(EXERCISE DIRECTIONS) Write all of the entries out again exactly.

(DATASET EXCERPTS)
========================================================================

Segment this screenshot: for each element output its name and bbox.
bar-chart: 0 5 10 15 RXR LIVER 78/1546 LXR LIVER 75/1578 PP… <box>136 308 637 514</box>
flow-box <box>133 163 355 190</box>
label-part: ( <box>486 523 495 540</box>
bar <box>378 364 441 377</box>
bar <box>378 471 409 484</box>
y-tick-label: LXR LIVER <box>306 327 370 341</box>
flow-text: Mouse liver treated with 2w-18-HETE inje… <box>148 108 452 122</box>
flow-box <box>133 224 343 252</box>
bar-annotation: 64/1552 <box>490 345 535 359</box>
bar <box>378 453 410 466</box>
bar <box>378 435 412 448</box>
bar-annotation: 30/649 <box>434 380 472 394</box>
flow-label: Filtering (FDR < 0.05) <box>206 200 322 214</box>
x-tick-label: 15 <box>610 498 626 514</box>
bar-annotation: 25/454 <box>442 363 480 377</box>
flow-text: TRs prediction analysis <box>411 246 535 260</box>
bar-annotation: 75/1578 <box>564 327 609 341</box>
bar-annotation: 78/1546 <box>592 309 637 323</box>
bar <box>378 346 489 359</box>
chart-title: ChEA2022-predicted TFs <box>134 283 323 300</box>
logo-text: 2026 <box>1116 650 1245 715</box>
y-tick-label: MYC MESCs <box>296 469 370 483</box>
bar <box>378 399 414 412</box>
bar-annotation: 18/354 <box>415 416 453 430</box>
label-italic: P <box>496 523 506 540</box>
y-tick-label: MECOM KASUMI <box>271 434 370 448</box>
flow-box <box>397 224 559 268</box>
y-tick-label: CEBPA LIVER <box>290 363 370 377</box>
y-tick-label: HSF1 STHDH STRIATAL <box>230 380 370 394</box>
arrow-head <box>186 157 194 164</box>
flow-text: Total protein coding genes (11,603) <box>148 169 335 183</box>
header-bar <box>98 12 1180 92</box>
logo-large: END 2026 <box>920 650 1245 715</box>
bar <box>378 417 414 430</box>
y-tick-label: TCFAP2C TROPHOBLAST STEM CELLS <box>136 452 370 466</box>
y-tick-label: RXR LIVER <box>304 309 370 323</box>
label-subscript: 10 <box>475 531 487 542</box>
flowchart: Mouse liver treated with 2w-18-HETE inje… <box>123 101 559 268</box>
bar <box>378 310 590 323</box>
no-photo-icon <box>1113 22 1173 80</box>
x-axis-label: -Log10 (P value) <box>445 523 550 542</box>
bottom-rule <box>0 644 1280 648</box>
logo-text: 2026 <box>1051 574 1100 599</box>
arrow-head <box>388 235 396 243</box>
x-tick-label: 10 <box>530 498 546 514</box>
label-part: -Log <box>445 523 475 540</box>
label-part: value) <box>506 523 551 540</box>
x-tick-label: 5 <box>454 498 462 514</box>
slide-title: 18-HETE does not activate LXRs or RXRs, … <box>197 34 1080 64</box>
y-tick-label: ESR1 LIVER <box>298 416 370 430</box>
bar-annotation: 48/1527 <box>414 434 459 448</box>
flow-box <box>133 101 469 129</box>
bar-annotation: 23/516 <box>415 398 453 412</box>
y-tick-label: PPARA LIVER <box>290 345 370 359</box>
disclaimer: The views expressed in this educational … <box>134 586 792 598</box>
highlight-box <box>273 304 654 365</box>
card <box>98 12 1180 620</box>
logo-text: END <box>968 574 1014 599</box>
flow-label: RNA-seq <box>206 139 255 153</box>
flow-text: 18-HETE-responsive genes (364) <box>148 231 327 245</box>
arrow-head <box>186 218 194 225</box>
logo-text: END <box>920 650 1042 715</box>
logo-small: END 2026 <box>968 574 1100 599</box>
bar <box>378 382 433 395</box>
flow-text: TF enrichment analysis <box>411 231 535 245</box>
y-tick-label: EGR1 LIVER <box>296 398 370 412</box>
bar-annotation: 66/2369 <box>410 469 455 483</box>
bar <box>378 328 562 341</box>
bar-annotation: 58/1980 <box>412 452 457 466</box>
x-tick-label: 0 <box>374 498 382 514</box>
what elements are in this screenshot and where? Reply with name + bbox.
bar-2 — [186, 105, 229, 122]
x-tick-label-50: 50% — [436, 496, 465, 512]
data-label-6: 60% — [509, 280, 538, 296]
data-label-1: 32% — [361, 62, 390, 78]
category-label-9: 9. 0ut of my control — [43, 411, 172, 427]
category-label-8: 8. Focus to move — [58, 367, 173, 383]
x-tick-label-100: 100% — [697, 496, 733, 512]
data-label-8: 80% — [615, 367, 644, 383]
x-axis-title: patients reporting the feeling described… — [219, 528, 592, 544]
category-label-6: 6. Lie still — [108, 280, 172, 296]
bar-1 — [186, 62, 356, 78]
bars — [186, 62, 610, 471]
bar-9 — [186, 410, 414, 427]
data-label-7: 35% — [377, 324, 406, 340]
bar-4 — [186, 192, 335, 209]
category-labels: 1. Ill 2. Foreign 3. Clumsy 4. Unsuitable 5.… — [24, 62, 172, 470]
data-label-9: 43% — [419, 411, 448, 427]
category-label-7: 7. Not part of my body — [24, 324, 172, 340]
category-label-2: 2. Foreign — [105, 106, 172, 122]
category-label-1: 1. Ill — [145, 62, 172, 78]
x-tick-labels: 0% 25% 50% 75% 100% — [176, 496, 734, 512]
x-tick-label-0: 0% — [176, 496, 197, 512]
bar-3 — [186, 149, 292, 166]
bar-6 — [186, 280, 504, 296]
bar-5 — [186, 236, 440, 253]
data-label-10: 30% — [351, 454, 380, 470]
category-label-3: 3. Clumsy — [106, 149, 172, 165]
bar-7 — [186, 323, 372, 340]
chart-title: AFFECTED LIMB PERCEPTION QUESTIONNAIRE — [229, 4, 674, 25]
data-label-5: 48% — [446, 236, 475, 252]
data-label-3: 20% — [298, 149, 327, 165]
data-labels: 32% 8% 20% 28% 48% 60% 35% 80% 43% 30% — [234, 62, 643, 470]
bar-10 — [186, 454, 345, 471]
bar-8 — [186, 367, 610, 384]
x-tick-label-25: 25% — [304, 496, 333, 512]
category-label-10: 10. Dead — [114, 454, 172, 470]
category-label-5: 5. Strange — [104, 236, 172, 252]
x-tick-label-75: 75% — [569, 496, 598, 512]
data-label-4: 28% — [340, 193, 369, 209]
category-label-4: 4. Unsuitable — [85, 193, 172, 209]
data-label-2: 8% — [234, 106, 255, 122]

========================================================================

(RESULT OF THE EXERCISE)
Segment this screenshot: for each element output its name and bbox.
bar-chart: 0 5 10 15 RXR LIVER 78/1546 LXR LIVER 75/1578 PP… <box>136 308 637 514</box>
flow-box <box>133 163 355 190</box>
label-part: ( <box>486 523 495 540</box>
bar <box>378 364 441 377</box>
bar <box>378 471 409 484</box>
y-tick-label: LXR LIVER <box>306 327 370 341</box>
flow-text: Mouse liver treated with 2w-18-HETE inje… <box>148 108 452 122</box>
flow-box <box>133 224 343 252</box>
bar-annotation: 64/1552 <box>490 345 535 359</box>
bar <box>378 453 410 466</box>
bar <box>378 435 412 448</box>
bar-annotation: 30/649 <box>434 380 472 394</box>
flow-label: Filtering (FDR < 0.05) <box>206 200 322 214</box>
x-tick-label: 15 <box>610 498 626 514</box>
bar-annotation: 25/454 <box>442 363 480 377</box>
flow-text: TRs prediction analysis <box>411 246 535 260</box>
bar-annotation: 75/1578 <box>564 327 609 341</box>
bar-annotation: 78/1546 <box>592 309 637 323</box>
bar <box>378 346 489 359</box>
chart-title: ChEA2022-predicted TFs <box>134 283 323 300</box>
logo-text: 2026 <box>1116 650 1245 715</box>
y-tick-label: MYC MESCs <box>296 469 370 483</box>
bar <box>378 399 414 412</box>
bar-annotation: 18/354 <box>415 416 453 430</box>
label-italic: P <box>496 523 506 540</box>
y-tick-label: MECOM KASUMI <box>271 434 370 448</box>
flow-box <box>397 224 559 268</box>
y-tick-label: CEBPA LIVER <box>290 363 370 377</box>
y-tick-label: HSF1 STHDH STRIATAL <box>230 380 370 394</box>
arrow-head <box>186 157 194 164</box>
flow-text: Total protein coding genes (11,603) <box>148 169 335 183</box>
header-bar <box>98 12 1180 92</box>
logo-large: END 2026 <box>920 650 1245 715</box>
bar <box>378 417 414 430</box>
y-tick-label: TCFAP2C TROPHOBLAST STEM CELLS <box>136 452 370 466</box>
y-tick-label: RXR LIVER <box>304 309 370 323</box>
label-subscript: 10 <box>475 531 487 542</box>
flowchart: Mouse liver treated with 2w-18-HETE inje… <box>123 101 559 268</box>
bar <box>378 310 590 323</box>
no-photo-icon <box>1113 22 1173 80</box>
x-axis-label: -Log10 (P value) <box>445 523 550 542</box>
bottom-rule <box>0 644 1280 648</box>
logo-text: 2026 <box>1051 574 1100 599</box>
arrow-head <box>388 235 396 243</box>
x-tick-label: 10 <box>530 498 546 514</box>
label-part: -Log <box>445 523 475 540</box>
label-part: value) <box>506 523 551 540</box>
x-tick-label: 5 <box>454 498 462 514</box>
slide-title: 18-HETE does not activate LXRs or RXRs, … <box>197 34 1080 64</box>
y-tick-label: ESR1 LIVER <box>298 416 370 430</box>
bar-annotation: 48/1527 <box>414 434 459 448</box>
flow-box <box>133 101 469 129</box>
bar-annotation: 23/516 <box>415 398 453 412</box>
y-tick-label: PPARA LIVER <box>290 345 370 359</box>
disclaimer: The views expressed in this educational … <box>134 586 792 598</box>
highlight-box <box>273 304 654 365</box>
card <box>98 12 1180 620</box>
logo-text: END <box>968 574 1014 599</box>
flow-label: RNA-seq <box>206 139 255 153</box>
flow-text: 18-HETE-responsive genes (364) <box>148 231 327 245</box>
arrow-head <box>186 218 194 225</box>
logo-text: END <box>920 650 1042 715</box>
logo-small: END 2026 <box>968 574 1100 599</box>
bar <box>378 382 433 395</box>
flow-text: TF enrichment analysis <box>411 231 535 245</box>
y-tick-label: EGR1 LIVER <box>296 398 370 412</box>
bar-annotation: 66/2369 <box>410 469 455 483</box>
bar <box>378 328 562 341</box>
bar-annotation: 58/1980 <box>412 452 457 466</box>
x-tick-label: 0 <box>374 498 382 514</box>
what elements are in this screenshot and where? Reply with name + bbox.
bar-2 — [186, 105, 229, 122]
x-tick-label-50: 50% — [436, 496, 465, 512]
data-label-6: 60% — [509, 280, 538, 296]
data-label-1: 32% — [361, 62, 390, 78]
category-label-9: 9. 0ut of my control — [43, 411, 172, 427]
category-label-8: 8. Focus to move — [58, 367, 173, 383]
x-tick-label-100: 100% — [697, 496, 733, 512]
data-label-8: 80% — [615, 367, 644, 383]
x-axis-title: patients reporting the feeling described… — [219, 528, 592, 544]
category-label-6: 6. Lie still — [108, 280, 172, 296]
bar-1 — [186, 62, 356, 78]
bars — [186, 62, 610, 471]
bar-9 — [186, 410, 414, 427]
data-label-7: 35% — [377, 324, 406, 340]
bar-4 — [186, 192, 335, 209]
category-labels: 1. Ill 2. Foreign 3. Clumsy 4. Unsuitable 5.… — [24, 62, 172, 470]
data-label-9: 43% — [419, 411, 448, 427]
category-label-7: 7. Not part of my body — [24, 324, 172, 340]
category-label-2: 2. Foreign — [105, 106, 172, 122]
category-label-1: 1. Ill — [145, 62, 172, 78]
x-tick-labels: 0% 25% 50% 75% 100% — [176, 496, 734, 512]
x-tick-label-0: 0% — [176, 496, 197, 512]
bar-3 — [186, 149, 292, 166]
bar-6 — [186, 280, 504, 296]
bar-5 — [186, 236, 440, 253]
data-label-10: 30% — [351, 454, 380, 470]
category-label-3: 3. Clumsy — [106, 149, 172, 165]
bar-7 — [186, 323, 372, 340]
chart-title: AFFECTED LIMB PERCEPTION QUESTIONNAIRE — [229, 4, 674, 25]
data-label-5: 48% — [446, 236, 475, 252]
data-label-3: 20% — [298, 149, 327, 165]
data-labels: 32% 8% 20% 28% 48% 60% 35% 80% 43% 30% — [234, 62, 643, 470]
bar-10 — [186, 454, 345, 471]
bar-8 — [186, 367, 610, 384]
x-tick-label-25: 25% — [304, 496, 333, 512]
category-label-10: 10. Dead — [114, 454, 172, 470]
category-label-5: 5. Strange — [104, 236, 172, 252]
x-tick-label-75: 75% — [569, 496, 598, 512]
data-label-4: 28% — [340, 193, 369, 209]
category-label-4: 4. Unsuitable — [85, 193, 172, 209]
data-label-2: 8% — [234, 106, 255, 122]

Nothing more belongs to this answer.